# Recorded information
══════

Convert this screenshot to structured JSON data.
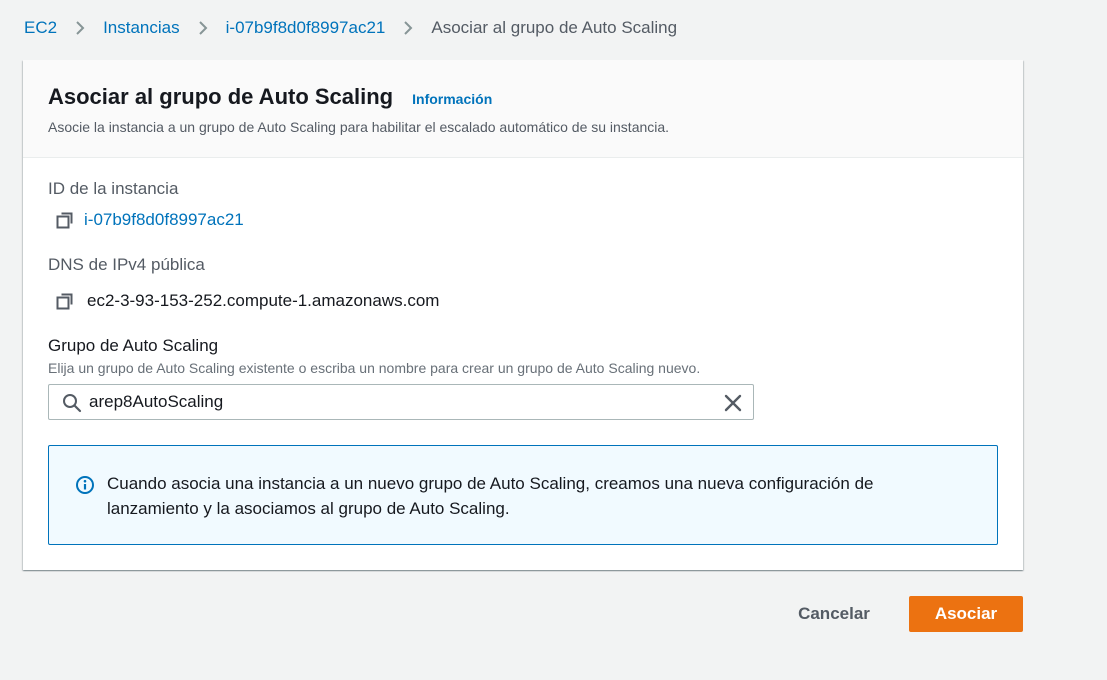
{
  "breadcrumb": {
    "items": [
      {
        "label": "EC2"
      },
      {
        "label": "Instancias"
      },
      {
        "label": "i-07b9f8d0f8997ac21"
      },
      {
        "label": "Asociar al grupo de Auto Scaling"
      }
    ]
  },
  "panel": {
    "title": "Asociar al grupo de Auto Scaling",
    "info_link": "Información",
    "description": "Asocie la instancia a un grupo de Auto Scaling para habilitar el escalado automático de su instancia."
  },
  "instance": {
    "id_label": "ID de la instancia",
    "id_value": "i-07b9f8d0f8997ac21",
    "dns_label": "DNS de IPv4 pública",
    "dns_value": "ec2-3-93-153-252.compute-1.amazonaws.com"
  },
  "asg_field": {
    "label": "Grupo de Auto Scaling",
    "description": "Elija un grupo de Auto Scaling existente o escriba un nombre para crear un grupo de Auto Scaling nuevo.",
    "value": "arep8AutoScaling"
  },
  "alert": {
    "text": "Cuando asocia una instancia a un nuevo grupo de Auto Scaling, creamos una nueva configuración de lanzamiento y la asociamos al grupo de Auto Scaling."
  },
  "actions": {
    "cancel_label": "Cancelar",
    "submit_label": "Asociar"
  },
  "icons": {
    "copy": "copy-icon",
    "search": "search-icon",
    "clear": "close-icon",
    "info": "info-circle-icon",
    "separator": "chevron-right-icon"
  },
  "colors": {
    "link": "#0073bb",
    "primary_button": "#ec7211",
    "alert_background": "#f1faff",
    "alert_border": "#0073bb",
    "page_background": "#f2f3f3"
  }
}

══════

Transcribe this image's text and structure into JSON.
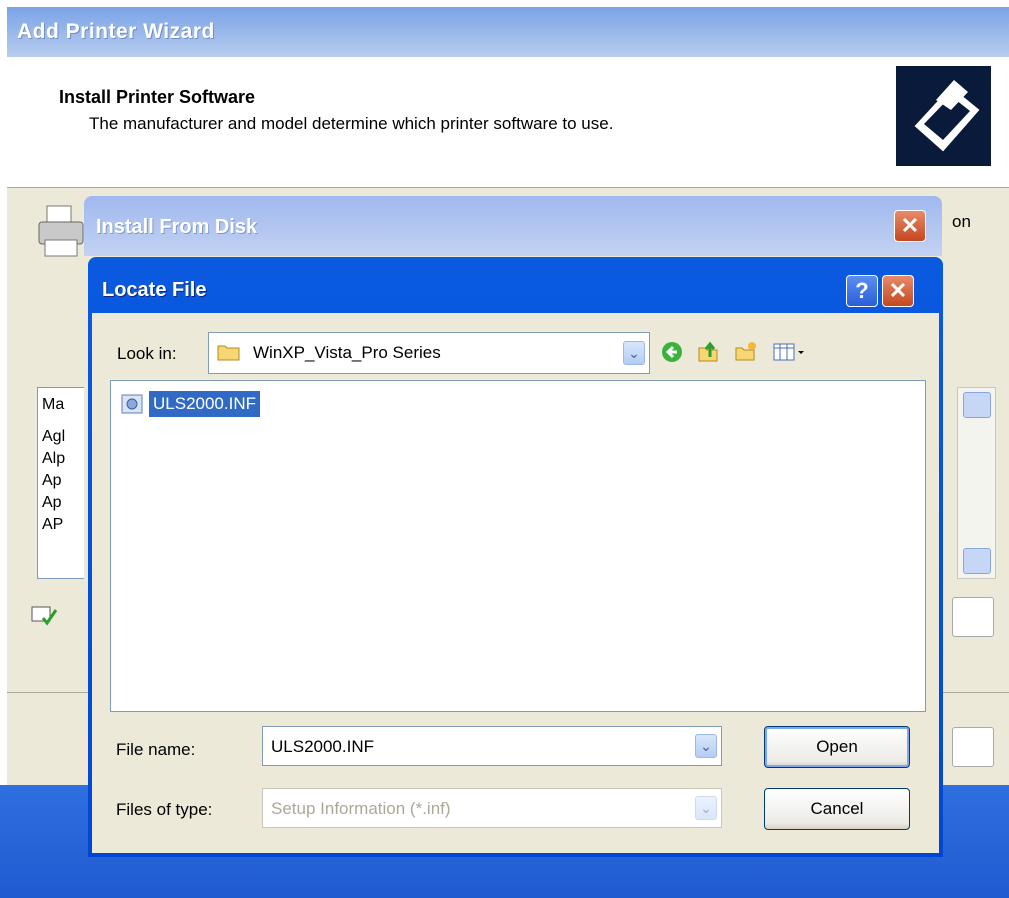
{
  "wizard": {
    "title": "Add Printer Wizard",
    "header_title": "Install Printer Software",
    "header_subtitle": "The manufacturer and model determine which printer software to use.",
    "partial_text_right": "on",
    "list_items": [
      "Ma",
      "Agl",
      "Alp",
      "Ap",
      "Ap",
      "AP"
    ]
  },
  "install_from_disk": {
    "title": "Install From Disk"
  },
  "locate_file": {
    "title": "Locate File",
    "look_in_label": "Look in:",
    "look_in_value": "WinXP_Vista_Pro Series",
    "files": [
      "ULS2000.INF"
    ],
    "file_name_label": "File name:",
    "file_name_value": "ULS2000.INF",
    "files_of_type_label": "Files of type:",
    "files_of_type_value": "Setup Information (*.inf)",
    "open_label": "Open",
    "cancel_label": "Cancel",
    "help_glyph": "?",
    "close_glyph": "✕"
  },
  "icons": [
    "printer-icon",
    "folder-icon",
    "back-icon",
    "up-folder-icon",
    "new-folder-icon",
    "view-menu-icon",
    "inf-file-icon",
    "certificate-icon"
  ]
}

══════

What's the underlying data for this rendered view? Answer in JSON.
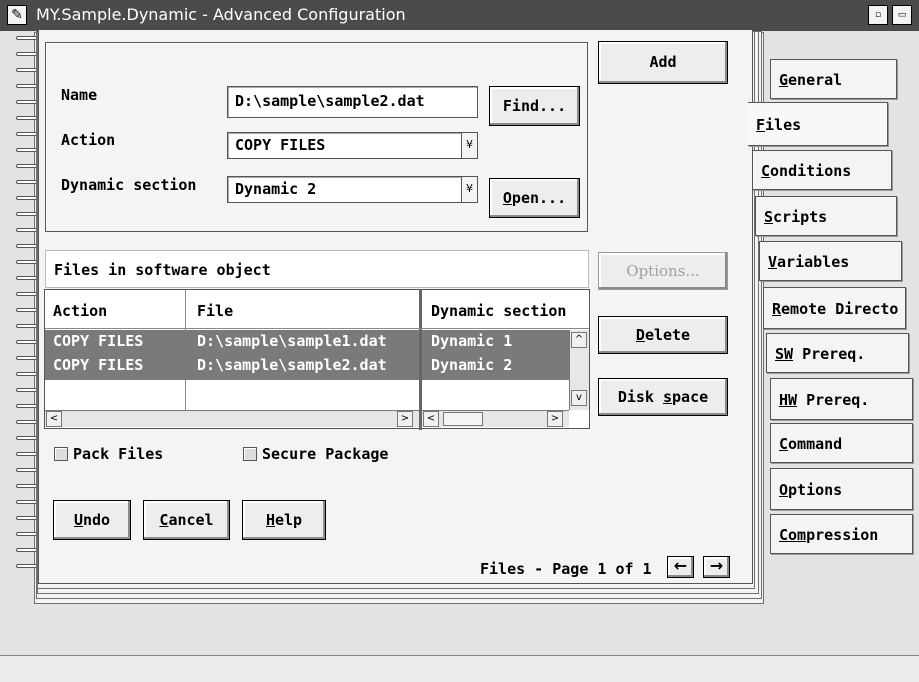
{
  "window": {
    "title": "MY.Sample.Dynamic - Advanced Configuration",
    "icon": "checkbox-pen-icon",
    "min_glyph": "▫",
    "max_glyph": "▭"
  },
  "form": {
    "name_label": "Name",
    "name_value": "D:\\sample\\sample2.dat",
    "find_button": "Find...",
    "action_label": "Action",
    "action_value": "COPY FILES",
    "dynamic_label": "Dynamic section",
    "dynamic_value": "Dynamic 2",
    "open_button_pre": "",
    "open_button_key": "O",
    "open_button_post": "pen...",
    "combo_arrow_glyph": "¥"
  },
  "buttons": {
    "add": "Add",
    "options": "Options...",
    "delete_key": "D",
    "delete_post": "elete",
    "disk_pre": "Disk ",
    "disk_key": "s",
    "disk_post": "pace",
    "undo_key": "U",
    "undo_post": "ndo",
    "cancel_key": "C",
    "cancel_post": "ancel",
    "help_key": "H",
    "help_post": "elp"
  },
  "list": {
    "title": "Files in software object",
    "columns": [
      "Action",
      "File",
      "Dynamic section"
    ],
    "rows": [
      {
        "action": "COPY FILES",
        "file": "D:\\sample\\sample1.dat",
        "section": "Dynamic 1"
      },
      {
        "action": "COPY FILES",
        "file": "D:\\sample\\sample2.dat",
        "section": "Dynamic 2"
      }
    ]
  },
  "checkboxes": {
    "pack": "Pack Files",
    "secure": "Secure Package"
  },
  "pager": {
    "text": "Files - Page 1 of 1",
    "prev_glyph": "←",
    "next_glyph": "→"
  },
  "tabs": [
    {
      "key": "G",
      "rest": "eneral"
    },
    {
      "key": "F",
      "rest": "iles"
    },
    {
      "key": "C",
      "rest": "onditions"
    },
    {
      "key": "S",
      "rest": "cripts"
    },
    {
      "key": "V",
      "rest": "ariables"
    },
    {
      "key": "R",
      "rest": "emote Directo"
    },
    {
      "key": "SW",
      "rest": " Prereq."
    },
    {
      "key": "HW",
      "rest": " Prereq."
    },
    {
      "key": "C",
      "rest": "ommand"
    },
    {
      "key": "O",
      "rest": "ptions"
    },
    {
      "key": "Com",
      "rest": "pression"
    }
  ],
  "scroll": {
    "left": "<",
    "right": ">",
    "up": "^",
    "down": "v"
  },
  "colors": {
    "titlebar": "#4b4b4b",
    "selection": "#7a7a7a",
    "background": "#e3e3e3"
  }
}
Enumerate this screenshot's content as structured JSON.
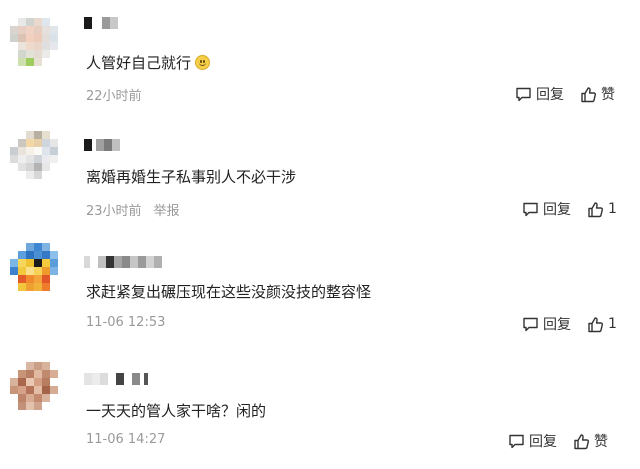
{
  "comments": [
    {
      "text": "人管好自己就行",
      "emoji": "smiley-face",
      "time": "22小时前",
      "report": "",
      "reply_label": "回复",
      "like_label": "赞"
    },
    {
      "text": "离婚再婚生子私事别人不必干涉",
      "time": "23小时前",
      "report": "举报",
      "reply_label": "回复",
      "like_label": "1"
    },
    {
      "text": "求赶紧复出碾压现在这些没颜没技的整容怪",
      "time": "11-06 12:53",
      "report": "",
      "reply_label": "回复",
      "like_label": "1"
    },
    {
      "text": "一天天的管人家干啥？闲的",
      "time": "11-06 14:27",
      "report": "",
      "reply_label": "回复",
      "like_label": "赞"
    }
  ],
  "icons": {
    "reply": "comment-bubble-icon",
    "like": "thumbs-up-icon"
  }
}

══════

# Task goal
Search the listing for the word "description" and return each line that holds it.

# Answer to the problem
    "description": "Asocie la instancia a un grupo de Auto Scaling para habilitar el escalado automático de su instancia."
    "description": "Elija un grupo de Auto Scaling existente o escriba un nombre para crear un grupo de Auto Scaling nuevo.",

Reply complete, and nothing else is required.